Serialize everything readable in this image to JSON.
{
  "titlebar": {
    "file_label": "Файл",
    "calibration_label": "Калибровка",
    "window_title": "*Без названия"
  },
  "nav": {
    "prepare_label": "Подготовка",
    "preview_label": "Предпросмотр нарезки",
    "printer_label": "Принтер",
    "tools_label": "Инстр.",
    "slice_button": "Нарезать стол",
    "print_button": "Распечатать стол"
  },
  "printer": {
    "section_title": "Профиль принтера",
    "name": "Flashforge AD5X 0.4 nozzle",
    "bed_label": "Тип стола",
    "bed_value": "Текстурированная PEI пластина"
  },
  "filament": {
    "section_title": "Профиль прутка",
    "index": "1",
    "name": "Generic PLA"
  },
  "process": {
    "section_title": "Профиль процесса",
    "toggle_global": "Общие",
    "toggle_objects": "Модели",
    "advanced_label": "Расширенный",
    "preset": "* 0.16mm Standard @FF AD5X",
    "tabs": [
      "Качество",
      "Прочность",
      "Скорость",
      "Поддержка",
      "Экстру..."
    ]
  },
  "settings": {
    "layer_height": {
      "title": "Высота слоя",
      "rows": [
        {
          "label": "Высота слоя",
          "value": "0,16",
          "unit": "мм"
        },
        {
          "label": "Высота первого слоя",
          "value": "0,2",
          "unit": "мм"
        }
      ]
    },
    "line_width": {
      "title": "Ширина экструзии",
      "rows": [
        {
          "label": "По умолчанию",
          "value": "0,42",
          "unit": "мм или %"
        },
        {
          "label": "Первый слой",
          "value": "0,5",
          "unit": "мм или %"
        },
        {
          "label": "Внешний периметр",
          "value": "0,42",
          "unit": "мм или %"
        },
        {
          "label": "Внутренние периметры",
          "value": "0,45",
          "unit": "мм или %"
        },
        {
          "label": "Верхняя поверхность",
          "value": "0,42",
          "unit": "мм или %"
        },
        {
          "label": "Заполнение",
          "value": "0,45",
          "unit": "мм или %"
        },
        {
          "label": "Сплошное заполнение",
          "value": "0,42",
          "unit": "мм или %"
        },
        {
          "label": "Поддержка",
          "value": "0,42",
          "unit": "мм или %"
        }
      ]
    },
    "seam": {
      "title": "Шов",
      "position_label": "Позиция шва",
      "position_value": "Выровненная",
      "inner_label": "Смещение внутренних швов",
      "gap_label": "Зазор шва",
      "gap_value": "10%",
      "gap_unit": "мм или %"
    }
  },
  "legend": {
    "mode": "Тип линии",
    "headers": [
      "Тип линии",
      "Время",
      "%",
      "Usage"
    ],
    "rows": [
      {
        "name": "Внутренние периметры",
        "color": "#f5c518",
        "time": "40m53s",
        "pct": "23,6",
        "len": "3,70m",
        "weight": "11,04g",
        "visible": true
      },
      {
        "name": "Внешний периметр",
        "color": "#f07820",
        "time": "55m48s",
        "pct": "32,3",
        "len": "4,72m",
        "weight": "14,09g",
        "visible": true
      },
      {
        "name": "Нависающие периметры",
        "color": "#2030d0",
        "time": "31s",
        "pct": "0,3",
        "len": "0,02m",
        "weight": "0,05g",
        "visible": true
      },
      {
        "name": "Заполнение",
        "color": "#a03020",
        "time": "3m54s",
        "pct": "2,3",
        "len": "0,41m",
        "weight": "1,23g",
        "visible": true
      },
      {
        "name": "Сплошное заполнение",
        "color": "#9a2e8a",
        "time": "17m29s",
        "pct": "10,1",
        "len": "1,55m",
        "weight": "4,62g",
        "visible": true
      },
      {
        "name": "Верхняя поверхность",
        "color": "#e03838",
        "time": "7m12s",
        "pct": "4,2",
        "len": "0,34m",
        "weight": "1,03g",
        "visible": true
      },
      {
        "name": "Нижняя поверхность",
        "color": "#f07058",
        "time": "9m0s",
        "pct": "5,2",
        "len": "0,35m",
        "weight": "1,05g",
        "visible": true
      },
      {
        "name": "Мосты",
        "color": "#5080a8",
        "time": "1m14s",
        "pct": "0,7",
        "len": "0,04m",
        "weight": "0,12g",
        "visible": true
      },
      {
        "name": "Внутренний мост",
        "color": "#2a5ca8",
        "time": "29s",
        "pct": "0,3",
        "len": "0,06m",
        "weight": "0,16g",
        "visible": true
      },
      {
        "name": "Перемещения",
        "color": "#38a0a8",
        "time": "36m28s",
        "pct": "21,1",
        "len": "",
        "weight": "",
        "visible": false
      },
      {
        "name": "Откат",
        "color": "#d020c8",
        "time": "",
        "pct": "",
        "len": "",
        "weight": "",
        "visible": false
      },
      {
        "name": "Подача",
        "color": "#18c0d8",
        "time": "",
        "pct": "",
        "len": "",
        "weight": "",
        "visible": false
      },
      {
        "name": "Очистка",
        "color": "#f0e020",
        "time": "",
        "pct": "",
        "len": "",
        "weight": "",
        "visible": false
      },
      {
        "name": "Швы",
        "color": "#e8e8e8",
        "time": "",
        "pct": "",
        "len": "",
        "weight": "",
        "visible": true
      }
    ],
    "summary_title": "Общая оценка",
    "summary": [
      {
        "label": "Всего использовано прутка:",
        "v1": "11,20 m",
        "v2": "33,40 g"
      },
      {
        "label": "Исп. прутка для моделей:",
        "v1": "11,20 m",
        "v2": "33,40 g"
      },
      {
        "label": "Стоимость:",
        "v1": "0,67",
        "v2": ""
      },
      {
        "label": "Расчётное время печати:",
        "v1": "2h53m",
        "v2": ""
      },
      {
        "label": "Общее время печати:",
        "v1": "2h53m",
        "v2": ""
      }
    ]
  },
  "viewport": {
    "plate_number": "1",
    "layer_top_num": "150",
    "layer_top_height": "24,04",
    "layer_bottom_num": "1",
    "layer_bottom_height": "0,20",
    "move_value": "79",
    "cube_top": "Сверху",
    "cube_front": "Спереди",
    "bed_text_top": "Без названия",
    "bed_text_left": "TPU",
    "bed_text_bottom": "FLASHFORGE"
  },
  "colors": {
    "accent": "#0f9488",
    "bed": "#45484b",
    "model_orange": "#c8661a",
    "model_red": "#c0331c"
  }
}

◆ ◆ ◆ ◆ ◆ ◆ ◆

Exercise -> The full set of records should be duplicated exactly.

Worked solution ->
Serialize everything readable in this image to JSON.
{
  "titlebar": {
    "file_label": "Файл",
    "calibration_label": "Калибровка",
    "window_title": "*Без названия"
  },
  "nav": {
    "prepare_label": "Подготовка",
    "preview_label": "Предпросмотр нарезки",
    "printer_label": "Принтер",
    "tools_label": "Инстр.",
    "slice_button": "Нарезать стол",
    "print_button": "Распечатать стол"
  },
  "printer": {
    "section_title": "Профиль принтера",
    "name": "Flashforge AD5X 0.4 nozzle",
    "bed_label": "Тип стола",
    "bed_value": "Текстурированная PEI пластина"
  },
  "filament": {
    "section_title": "Профиль прутка",
    "index": "1",
    "name": "Generic PLA"
  },
  "process": {
    "section_title": "Профиль процесса",
    "toggle_global": "Общие",
    "toggle_objects": "Модели",
    "advanced_label": "Расширенный",
    "preset": "* 0.16mm Standard @FF AD5X",
    "tabs": [
      "Качество",
      "Прочность",
      "Скорость",
      "Поддержка",
      "Экстру..."
    ]
  },
  "settings": {
    "layer_height": {
      "title": "Высота слоя",
      "rows": [
        {
          "label": "Высота слоя",
          "value": "0,16",
          "unit": "мм"
        },
        {
          "label": "Высота первого слоя",
          "value": "0,2",
          "unit": "мм"
        }
      ]
    },
    "line_width": {
      "title": "Ширина экструзии",
      "rows": [
        {
          "label": "По умолчанию",
          "value": "0,42",
          "unit": "мм или %"
        },
        {
          "label": "Первый слой",
          "value": "0,5",
          "unit": "мм или %"
        },
        {
          "label": "Внешний периметр",
          "value": "0,42",
          "unit": "мм или %"
        },
        {
          "label": "Внутренние периметры",
          "value": "0,45",
          "unit": "мм или %"
        },
        {
          "label": "Верхняя поверхность",
          "value": "0,42",
          "unit": "мм или %"
        },
        {
          "label": "Заполнение",
          "value": "0,45",
          "unit": "мм или %"
        },
        {
          "label": "Сплошное заполнение",
          "value": "0,42",
          "unit": "мм или %"
        },
        {
          "label": "Поддержка",
          "value": "0,42",
          "unit": "мм или %"
        }
      ]
    },
    "seam": {
      "title": "Шов",
      "position_label": "Позиция шва",
      "position_value": "Выровненная",
      "inner_label": "Смещение внутренних швов",
      "gap_label": "Зазор шва",
      "gap_value": "10%",
      "gap_unit": "мм или %"
    }
  },
  "legend": {
    "mode": "Тип линии",
    "headers": [
      "Тип линии",
      "Время",
      "%",
      "Usage"
    ],
    "rows": [
      {
        "name": "Внутренние периметры",
        "color": "#f5c518",
        "time": "40m53s",
        "pct": "23,6",
        "len": "3,70m",
        "weight": "11,04g",
        "visible": true
      },
      {
        "name": "Внешний периметр",
        "color": "#f07820",
        "time": "55m48s",
        "pct": "32,3",
        "len": "4,72m",
        "weight": "14,09g",
        "visible": true
      },
      {
        "name": "Нависающие периметры",
        "color": "#2030d0",
        "time": "31s",
        "pct": "0,3",
        "len": "0,02m",
        "weight": "0,05g",
        "visible": true
      },
      {
        "name": "Заполнение",
        "color": "#a03020",
        "time": "3m54s",
        "pct": "2,3",
        "len": "0,41m",
        "weight": "1,23g",
        "visible": true
      },
      {
        "name": "Сплошное заполнение",
        "color": "#9a2e8a",
        "time": "17m29s",
        "pct": "10,1",
        "len": "1,55m",
        "weight": "4,62g",
        "visible": true
      },
      {
        "name": "Верхняя поверхность",
        "color": "#e03838",
        "time": "7m12s",
        "pct": "4,2",
        "len": "0,34m",
        "weight": "1,03g",
        "visible": true
      },
      {
        "name": "Нижняя поверхность",
        "color": "#f07058",
        "time": "9m0s",
        "pct": "5,2",
        "len": "0,35m",
        "weight": "1,05g",
        "visible": true
      },
      {
        "name": "Мосты",
        "color": "#5080a8",
        "time": "1m14s",
        "pct": "0,7",
        "len": "0,04m",
        "weight": "0,12g",
        "visible": true
      },
      {
        "name": "Внутренний мост",
        "color": "#2a5ca8",
        "time": "29s",
        "pct": "0,3",
        "len": "0,06m",
        "weight": "0,16g",
        "visible": true
      },
      {
        "name": "Перемещения",
        "color": "#38a0a8",
        "time": "36m28s",
        "pct": "21,1",
        "len": "",
        "weight": "",
        "visible": false
      },
      {
        "name": "Откат",
        "color": "#d020c8",
        "time": "",
        "pct": "",
        "len": "",
        "weight": "",
        "visible": false
      },
      {
        "name": "Подача",
        "color": "#18c0d8",
        "time": "",
        "pct": "",
        "len": "",
        "weight": "",
        "visible": false
      },
      {
        "name": "Очистка",
        "color": "#f0e020",
        "time": "",
        "pct": "",
        "len": "",
        "weight": "",
        "visible": false
      },
      {
        "name": "Швы",
        "color": "#e8e8e8",
        "time": "",
        "pct": "",
        "len": "",
        "weight": "",
        "visible": true
      }
    ],
    "summary_title": "Общая оценка",
    "summary": [
      {
        "label": "Всего использовано прутка:",
        "v1": "11,20 m",
        "v2": "33,40 g"
      },
      {
        "label": "Исп. прутка для моделей:",
        "v1": "11,20 m",
        "v2": "33,40 g"
      },
      {
        "label": "Стоимость:",
        "v1": "0,67",
        "v2": ""
      },
      {
        "label": "Расчётное время печати:",
        "v1": "2h53m",
        "v2": ""
      },
      {
        "label": "Общее время печати:",
        "v1": "2h53m",
        "v2": ""
      }
    ]
  },
  "viewport": {
    "plate_number": "1",
    "layer_top_num": "150",
    "layer_top_height": "24,04",
    "layer_bottom_num": "1",
    "layer_bottom_height": "0,20",
    "move_value": "79",
    "cube_top": "Сверху",
    "cube_front": "Спереди",
    "bed_text_top": "Без названия",
    "bed_text_left": "TPU",
    "bed_text_bottom": "FLASHFORGE"
  },
  "colors": {
    "accent": "#0f9488",
    "bed": "#45484b",
    "model_orange": "#c8661a",
    "model_red": "#c0331c"
  }
}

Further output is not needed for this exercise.